EXERCISE OBJECTIVE:
Pull every line that holds the word "this" from the entries.

DATA FOR PROCESSING:
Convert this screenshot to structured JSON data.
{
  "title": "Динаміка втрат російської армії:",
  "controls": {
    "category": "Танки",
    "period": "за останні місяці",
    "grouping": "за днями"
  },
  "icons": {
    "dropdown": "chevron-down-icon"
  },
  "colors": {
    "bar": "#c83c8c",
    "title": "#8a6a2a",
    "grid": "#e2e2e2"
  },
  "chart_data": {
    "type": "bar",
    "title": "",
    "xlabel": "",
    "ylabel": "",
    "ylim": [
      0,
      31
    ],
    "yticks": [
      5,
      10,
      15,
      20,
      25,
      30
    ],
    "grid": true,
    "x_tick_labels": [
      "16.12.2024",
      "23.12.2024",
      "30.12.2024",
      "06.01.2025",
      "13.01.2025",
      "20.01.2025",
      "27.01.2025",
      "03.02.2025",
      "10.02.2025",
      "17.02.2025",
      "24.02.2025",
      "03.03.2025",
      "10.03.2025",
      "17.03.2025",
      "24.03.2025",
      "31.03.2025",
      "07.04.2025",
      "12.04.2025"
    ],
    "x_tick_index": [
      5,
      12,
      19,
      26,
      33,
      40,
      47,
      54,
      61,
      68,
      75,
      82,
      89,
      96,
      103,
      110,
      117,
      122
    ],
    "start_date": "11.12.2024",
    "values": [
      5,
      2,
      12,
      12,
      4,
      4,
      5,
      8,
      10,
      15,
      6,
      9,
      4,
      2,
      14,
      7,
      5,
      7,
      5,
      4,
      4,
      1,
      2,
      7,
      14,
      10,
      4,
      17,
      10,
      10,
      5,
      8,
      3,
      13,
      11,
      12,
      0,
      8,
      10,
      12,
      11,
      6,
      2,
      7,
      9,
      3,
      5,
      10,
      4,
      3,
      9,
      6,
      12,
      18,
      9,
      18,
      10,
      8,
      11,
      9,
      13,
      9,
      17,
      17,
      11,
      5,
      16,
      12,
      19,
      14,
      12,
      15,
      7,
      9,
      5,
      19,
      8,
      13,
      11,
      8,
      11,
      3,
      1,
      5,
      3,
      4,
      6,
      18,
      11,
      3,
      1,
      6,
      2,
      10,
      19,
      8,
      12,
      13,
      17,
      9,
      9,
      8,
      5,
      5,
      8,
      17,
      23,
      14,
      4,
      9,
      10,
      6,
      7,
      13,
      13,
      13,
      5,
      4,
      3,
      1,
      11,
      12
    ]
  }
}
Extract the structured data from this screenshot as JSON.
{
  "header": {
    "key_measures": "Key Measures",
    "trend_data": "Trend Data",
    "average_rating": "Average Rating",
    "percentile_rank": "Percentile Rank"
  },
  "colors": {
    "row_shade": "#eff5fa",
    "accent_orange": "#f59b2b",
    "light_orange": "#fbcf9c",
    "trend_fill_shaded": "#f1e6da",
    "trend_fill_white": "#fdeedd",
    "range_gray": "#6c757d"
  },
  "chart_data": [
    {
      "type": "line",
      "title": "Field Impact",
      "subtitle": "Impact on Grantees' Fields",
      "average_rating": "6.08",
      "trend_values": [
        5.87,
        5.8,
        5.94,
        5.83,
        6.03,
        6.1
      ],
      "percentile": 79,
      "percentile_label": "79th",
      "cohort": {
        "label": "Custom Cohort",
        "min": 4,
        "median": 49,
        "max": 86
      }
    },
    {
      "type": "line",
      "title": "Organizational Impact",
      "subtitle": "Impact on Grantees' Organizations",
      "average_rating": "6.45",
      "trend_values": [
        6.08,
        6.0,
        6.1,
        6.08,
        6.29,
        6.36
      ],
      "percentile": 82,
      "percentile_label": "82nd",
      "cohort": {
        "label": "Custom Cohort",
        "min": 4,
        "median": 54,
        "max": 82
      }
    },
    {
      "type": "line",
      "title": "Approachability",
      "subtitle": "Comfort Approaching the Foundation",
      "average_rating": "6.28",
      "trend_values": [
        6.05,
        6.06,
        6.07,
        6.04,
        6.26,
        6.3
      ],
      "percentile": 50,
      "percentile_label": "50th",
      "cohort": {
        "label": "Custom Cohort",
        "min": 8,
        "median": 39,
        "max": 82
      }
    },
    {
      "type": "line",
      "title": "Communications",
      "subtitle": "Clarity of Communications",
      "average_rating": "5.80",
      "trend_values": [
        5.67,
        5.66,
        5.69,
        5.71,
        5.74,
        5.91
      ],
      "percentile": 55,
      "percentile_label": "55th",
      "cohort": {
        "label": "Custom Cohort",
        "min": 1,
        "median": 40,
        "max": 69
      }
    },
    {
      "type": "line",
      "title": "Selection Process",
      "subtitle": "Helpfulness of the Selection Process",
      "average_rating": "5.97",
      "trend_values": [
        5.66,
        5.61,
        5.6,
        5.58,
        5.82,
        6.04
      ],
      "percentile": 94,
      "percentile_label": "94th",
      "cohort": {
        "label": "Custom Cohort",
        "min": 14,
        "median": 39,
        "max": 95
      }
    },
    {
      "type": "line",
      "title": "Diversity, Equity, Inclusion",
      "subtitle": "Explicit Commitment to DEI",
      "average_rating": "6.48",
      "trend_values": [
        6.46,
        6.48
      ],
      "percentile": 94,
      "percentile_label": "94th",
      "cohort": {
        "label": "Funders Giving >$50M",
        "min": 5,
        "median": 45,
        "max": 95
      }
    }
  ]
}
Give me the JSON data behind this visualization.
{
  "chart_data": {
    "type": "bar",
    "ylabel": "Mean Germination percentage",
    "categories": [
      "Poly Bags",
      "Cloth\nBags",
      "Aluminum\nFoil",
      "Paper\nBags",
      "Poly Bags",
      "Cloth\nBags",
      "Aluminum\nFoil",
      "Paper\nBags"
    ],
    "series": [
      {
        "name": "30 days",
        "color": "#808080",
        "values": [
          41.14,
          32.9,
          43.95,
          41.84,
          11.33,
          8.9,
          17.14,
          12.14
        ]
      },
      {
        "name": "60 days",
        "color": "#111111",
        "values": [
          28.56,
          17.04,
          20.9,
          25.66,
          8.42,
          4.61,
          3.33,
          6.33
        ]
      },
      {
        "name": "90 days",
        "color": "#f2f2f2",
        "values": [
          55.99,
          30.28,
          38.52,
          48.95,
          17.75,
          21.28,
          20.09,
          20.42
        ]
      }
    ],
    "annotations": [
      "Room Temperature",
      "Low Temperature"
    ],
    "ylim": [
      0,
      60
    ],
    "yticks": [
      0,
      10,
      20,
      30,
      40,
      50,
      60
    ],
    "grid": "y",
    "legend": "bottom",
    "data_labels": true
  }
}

CORRECT OUTPUT:
Convert this screenshot to structured JSON data.
Extract the structured data from this screenshot as JSON.
Give me the JSON data behind this visualization.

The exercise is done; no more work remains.